Any picture among the records should be left out, please; retype the rest exactly.

# # # #

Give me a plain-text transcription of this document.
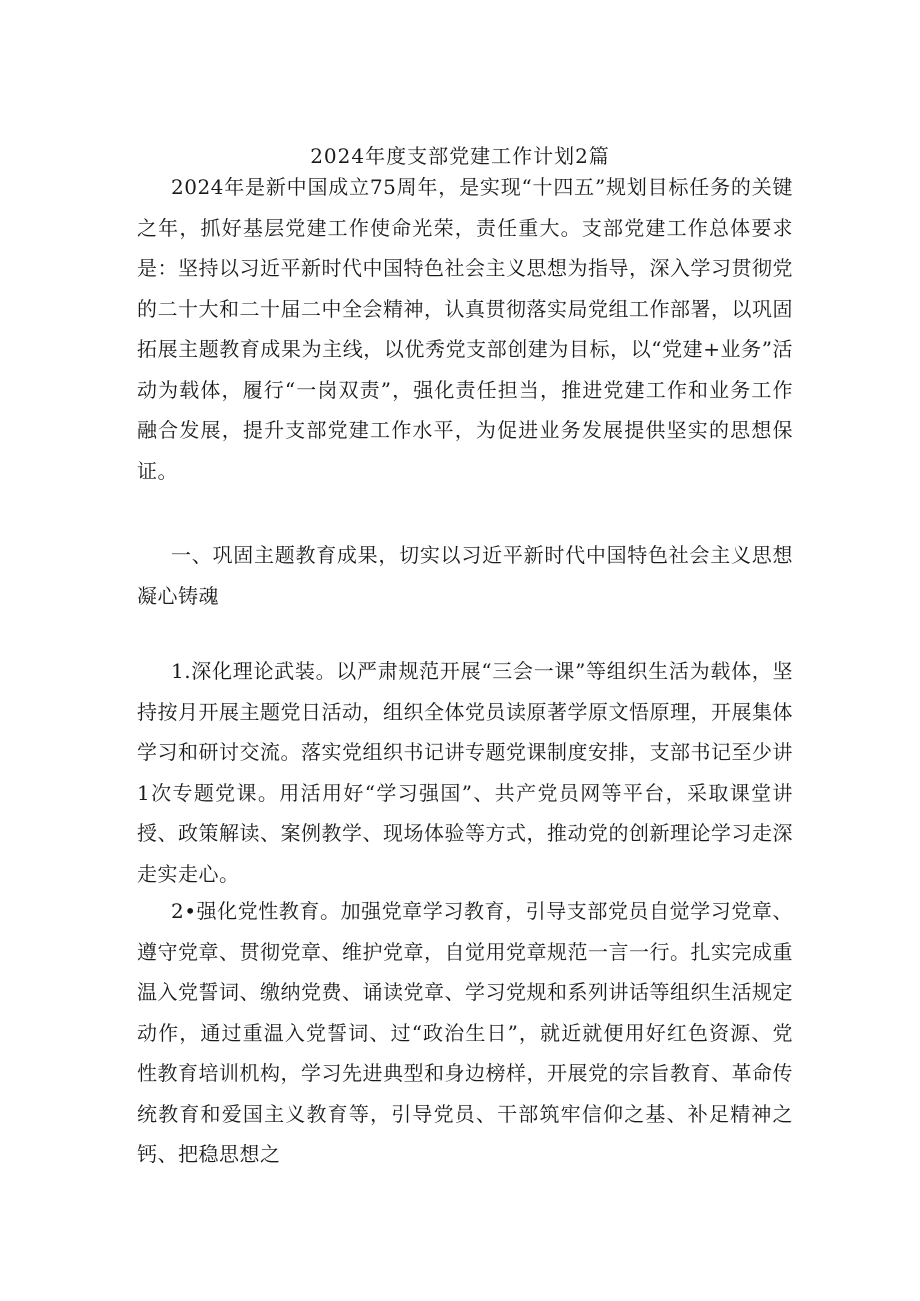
2024年度支部党建工作计划2篇

2024年是新中国成立75周年，是实现“十四五”规划目标任务的关键之年，抓好基层党建工作使命光荣，责任重大。支部党建工作总体要求是：坚持以习近平新时代中国特色社会主义思想为指导，深入学习贯彻党的二十大和二十届二中全会精神，认真贯彻落实局党组工作部署，以巩固拓展主题教育成果为主线，以优秀党支部创建为目标，以“党建+业务”活动为载体，履行“一岗双责”，强化责任担当，推进党建工作和业务工作融合发展，提升支部党建工作水平，为促进业务发展提供坚实的思想保证。

一、巩固主题教育成果，切实以习近平新时代中国特色社会主义思想凝心铸魂

1.深化理论武装。以严肃规范开展“三会一课”等组织生活为载体，坚持按月开展主题党日活动，组织全体党员读原著学原文悟原理，开展集体学习和研讨交流。落实党组织书记讲专题党课制度安排，支部书记至少讲1次专题党课。用活用好“学习强国”、共产党员网等平台，采取课堂讲授、政策解读、案例教学、现场体验等方式，推动党的创新理论学习走深走实走心。

2•强化党性教育。加强党章学习教育，引导支部党员自觉学习党章、遵守党章、贯彻党章、维护党章，自觉用党章规范一言一行。扎实完成重温入党誓词、缴纳党费、诵读党章、学习党规和系列讲话等组织生活规定动作，通过重温入党誓词、过“政治生日”，就近就便用好红色资源、党性教育培训机构，学习先进典型和身边榜样，开展党的宗旨教育、革命传统教育和爱国主义教育等，引导党员、干部筑牢信仰之基、补足精神之钙、把稳思想之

# # # #

§ **RESPONSE**:
Give me a plain-text transcription of this document.
2024年度支部党建工作计划2篇

2024年是新中国成立75周年，是实现“十四五”规划目标任务的关键之年，抓好基层党建工作使命光荣，责任重大。支部党建工作总体要求是：坚持以习近平新时代中国特色社会主义思想为指导，深入学习贯彻党的二十大和二十届二中全会精神，认真贯彻落实局党组工作部署，以巩固拓展主题教育成果为主线，以优秀党支部创建为目标，以“党建+业务”活动为载体，履行“一岗双责”，强化责任担当，推进党建工作和业务工作融合发展，提升支部党建工作水平，为促进业务发展提供坚实的思想保证。

一、巩固主题教育成果，切实以习近平新时代中国特色社会主义思想凝心铸魂

1.深化理论武装。以严肃规范开展“三会一课”等组织生活为载体，坚持按月开展主题党日活动，组织全体党员读原著学原文悟原理，开展集体学习和研讨交流。落实党组织书记讲专题党课制度安排，支部书记至少讲1次专题党课。用活用好“学习强国”、共产党员网等平台，采取课堂讲授、政策解读、案例教学、现场体验等方式，推动党的创新理论学习走深走实走心。

2•强化党性教育。加强党章学习教育，引导支部党员自觉学习党章、遵守党章、贯彻党章、维护党章，自觉用党章规范一言一行。扎实完成重温入党誓词、缴纳党费、诵读党章、学习党规和系列讲话等组织生活规定动作，通过重温入党誓词、过“政治生日”，就近就便用好红色资源、党性教育培训机构，学习先进典型和身边榜样，开展党的宗旨教育、革命传统教育和爱国主义教育等，引导党员、干部筑牢信仰之基、补足精神之钙、把稳思想之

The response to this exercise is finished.